WHAT THE TASK REQUIRES: Output the lines that follow exactly as they are.
** start of SUPPLIED INFORMATION **
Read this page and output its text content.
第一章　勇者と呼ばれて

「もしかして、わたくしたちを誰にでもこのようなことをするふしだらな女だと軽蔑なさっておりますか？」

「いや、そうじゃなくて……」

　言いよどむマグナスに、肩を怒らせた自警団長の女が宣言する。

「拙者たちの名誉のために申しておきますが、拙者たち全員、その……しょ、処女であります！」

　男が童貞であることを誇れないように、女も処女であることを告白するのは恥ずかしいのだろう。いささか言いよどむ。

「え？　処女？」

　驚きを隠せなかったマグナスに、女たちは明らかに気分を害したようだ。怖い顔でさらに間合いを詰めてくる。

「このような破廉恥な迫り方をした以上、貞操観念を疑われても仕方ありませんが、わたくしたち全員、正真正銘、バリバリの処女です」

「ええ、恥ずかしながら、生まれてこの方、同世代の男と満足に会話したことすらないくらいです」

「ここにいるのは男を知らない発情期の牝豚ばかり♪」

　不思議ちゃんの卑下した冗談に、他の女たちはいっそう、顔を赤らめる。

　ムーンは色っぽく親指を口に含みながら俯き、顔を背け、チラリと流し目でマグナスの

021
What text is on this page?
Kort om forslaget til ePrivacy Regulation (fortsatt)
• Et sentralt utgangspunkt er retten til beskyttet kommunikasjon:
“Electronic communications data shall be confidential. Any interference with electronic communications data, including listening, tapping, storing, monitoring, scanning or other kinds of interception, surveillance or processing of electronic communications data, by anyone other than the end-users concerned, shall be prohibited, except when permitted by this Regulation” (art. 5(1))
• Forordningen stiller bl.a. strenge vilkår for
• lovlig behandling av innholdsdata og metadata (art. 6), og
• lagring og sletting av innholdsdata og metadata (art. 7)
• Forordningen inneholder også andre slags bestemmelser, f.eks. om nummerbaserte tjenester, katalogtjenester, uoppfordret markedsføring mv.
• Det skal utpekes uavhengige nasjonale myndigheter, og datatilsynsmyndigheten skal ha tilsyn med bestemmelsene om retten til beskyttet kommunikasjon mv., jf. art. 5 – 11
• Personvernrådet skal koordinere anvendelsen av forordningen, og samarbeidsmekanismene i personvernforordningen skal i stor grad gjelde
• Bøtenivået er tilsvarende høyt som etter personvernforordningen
** end of SUPPLIED INFORMATION **
TASK OUTPUT:
Read this page and output its text content.
第一章　勇者と呼ばれて

「もしかして、わたくしたちを誰にでもこのようなことをするふしだらな女だと軽蔑なさっておりますか？」

「いや、そうじゃなくて……」

　言いよどむマグナスに、肩を怒らせた自警団長の女が宣言する。

「拙者たちの名誉のために申しておきますが、拙者たち全員、その……しょ、処女であります！」

　男が童貞であることを誇れないように、女も処女であることを告白するのは恥ずかしいのだろう。いささか言いよどむ。

「え？　処女？」

　驚きを隠せなかったマグナスに、女たちは明らかに気分を害したようだ。怖い顔でさらに間合いを詰めてくる。

「このような破廉恥な迫り方をした以上、貞操観念を疑われても仕方ありませんが、わたくしたち全員、正真正銘、バリバリの処女です」

「ええ、恥ずかしながら、生まれてこの方、同世代の男と満足に会話したことすらないくらいです」

「ここにいるのは男を知らない発情期の牝豚ばかり♪」

　不思議ちゃんの卑下した冗談に、他の女たちはいっそう、顔を赤らめる。

　ムーンは色っぽく親指を口に含みながら俯き、顔を背け、チラリと流し目でマグナスの

021
What text is on this page?
Kort om forslaget til ePrivacy Regulation (fortsatt)
• Et sentralt utgangspunkt er retten til beskyttet kommunikasjon:
“Electronic communications data shall be confidential. Any interference with electronic communications data, including listening, tapping, storing, monitoring, scanning or other kinds of interception, surveillance or processing of electronic communications data, by anyone other than the end-users concerned, shall be prohibited, except when permitted by this Regulation” (art. 5(1))
• Forordningen stiller bl.a. strenge vilkår for
• lovlig behandling av innholdsdata og metadata (art. 6), og
• lagring og sletting av innholdsdata og metadata (art. 7)
• Forordningen inneholder også andre slags bestemmelser, f.eks. om nummerbaserte tjenester, katalogtjenester, uoppfordret markedsføring mv.
• Det skal utpekes uavhengige nasjonale myndigheter, og datatilsynsmyndigheten skal ha tilsyn med bestemmelsene om retten til beskyttet kommunikasjon mv., jf. art. 5 – 11
• Personvernrådet skal koordinere anvendelsen av forordningen, og samarbeidsmekanismene i personvernforordningen skal i stor grad gjelde
• Bøtenivået er tilsvarende høyt som etter personvernforordningen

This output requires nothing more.